_WRITTEN PROBLEM_. Lines containing the string "this" are to be counted; report only how many there are.

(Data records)
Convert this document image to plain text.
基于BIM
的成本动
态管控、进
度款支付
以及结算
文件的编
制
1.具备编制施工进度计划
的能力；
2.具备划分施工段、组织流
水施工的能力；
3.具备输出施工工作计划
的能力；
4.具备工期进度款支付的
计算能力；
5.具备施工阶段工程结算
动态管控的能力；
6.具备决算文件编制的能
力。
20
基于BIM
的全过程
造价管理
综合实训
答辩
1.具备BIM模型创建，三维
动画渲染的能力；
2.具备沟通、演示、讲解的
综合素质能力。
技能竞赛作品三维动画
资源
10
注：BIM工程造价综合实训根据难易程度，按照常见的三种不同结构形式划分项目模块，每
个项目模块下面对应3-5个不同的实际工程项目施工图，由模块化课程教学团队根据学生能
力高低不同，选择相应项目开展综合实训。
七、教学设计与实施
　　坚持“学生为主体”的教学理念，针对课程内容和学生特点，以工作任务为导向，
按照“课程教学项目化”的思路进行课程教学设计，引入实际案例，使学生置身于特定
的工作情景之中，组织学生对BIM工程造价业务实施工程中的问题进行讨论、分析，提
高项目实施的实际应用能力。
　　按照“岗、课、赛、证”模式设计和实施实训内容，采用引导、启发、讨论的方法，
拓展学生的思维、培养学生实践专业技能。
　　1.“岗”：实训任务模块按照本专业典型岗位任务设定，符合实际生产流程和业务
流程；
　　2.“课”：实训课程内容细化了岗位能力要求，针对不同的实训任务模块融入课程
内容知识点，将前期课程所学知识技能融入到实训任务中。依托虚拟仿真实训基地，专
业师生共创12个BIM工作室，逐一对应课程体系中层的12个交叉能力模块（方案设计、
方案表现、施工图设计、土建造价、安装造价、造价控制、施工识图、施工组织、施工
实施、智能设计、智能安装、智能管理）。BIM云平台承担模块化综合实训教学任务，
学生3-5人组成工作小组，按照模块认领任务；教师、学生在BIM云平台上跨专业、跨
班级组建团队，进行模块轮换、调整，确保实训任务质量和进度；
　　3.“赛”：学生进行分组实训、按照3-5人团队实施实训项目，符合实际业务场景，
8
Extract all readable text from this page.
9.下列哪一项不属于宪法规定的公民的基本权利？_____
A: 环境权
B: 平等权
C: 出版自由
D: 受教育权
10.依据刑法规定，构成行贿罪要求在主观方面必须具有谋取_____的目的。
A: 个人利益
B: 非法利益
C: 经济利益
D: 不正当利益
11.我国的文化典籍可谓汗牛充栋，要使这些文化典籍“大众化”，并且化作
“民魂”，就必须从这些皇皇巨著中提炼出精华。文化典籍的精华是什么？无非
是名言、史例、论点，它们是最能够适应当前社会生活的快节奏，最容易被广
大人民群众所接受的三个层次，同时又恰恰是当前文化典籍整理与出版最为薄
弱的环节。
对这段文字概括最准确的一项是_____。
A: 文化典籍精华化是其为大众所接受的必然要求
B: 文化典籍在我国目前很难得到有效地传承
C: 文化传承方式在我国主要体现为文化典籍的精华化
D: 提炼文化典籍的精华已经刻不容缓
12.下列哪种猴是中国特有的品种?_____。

_RESULT BELOW_. 2